WHAT NEEDS TO BE DONE: Report how many lines of the following entries include the string "JSON"; respond with the number alone.

-- begin MATERIAL FOR THIS EXERCISE --

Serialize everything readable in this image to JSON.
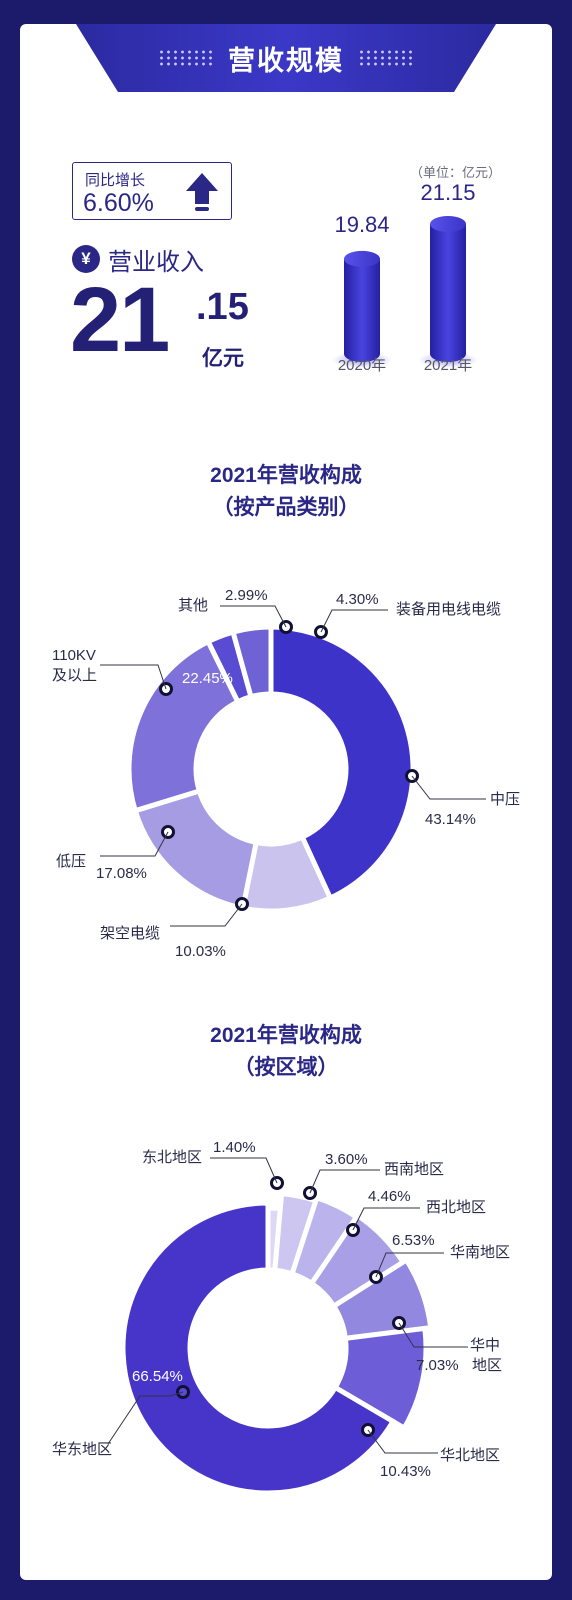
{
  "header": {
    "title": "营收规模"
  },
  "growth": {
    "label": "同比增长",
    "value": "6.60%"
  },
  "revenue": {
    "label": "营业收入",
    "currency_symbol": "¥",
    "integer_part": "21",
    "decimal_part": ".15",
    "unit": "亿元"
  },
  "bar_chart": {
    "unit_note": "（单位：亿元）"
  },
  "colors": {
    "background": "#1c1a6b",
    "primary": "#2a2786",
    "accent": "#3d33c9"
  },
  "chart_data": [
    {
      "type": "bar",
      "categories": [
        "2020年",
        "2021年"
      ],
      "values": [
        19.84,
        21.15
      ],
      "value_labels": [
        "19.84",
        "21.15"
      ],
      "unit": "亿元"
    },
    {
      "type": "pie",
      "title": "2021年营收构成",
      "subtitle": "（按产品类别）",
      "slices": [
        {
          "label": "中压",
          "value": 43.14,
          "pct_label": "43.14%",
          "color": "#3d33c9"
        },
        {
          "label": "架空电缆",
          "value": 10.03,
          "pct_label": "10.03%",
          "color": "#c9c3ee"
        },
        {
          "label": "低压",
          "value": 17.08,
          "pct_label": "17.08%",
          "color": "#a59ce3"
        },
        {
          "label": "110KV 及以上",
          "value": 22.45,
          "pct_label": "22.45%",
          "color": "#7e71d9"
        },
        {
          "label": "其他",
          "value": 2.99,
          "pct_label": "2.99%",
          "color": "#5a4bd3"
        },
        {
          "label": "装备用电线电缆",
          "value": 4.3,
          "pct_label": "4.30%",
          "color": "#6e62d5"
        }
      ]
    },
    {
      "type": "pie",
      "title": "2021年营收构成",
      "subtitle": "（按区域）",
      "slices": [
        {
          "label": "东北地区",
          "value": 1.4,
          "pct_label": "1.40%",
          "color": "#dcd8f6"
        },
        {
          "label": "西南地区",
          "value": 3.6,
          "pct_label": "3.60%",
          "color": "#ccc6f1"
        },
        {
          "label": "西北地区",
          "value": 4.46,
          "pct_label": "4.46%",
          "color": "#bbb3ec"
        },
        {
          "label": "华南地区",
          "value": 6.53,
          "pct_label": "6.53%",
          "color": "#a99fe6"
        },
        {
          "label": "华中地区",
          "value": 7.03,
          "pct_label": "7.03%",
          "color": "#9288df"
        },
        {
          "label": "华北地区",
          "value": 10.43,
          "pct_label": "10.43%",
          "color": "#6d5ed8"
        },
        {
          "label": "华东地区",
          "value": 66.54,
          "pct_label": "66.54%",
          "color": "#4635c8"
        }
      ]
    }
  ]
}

-- end MATERIAL FOR THIS EXERCISE --
-- begin MATERIAL FOR THIS EXERCISE --

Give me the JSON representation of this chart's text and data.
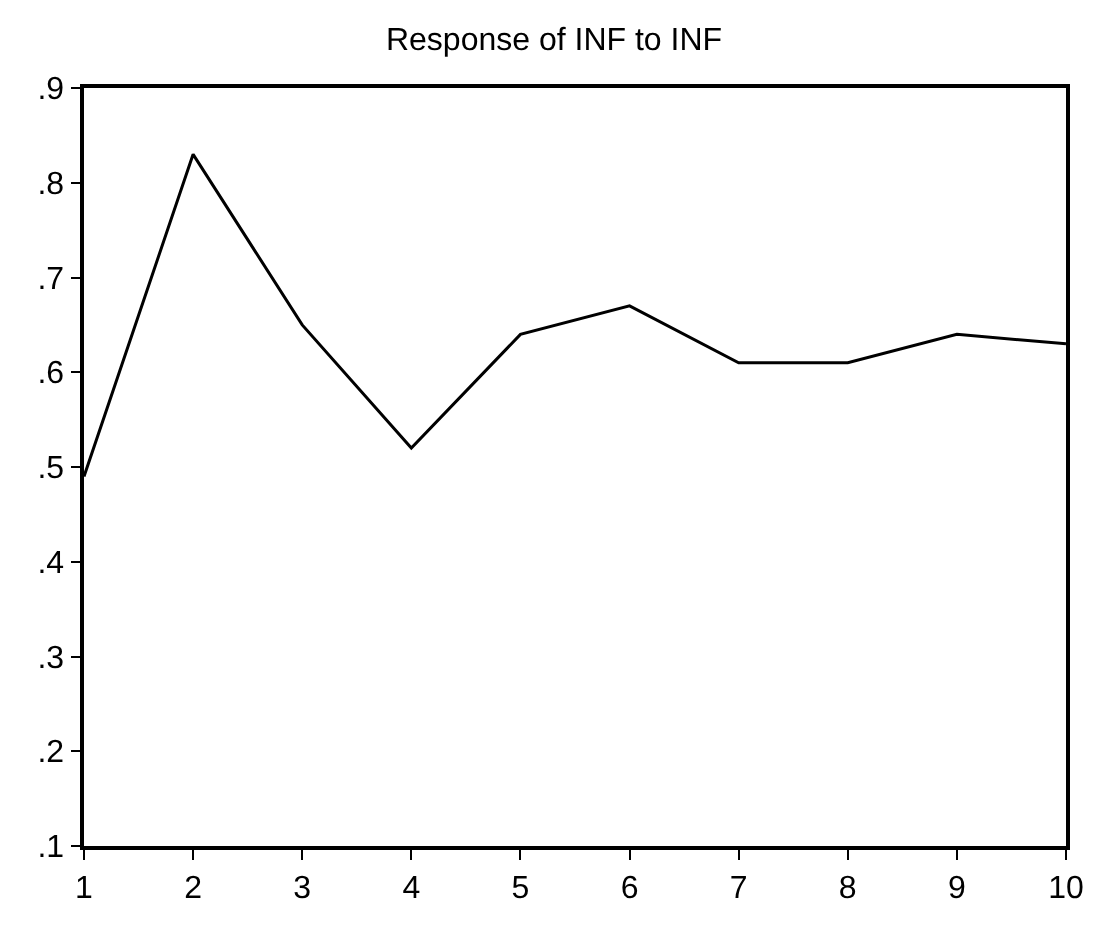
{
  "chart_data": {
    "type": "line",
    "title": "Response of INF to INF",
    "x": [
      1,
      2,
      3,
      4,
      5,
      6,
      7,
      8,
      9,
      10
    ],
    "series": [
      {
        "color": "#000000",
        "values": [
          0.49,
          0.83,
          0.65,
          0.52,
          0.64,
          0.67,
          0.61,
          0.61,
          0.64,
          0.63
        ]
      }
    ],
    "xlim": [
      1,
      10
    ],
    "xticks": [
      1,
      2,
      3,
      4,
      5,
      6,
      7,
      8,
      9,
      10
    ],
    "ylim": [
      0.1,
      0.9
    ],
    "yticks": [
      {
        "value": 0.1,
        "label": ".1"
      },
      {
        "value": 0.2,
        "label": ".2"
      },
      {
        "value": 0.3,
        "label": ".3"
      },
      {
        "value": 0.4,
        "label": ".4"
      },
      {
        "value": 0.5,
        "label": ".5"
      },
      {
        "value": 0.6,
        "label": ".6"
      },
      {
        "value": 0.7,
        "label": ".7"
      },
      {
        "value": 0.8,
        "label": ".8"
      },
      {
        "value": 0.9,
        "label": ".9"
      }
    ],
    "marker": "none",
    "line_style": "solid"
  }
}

-- end MATERIAL FOR THIS EXERCISE --

EXERCISE OUTPUT: 2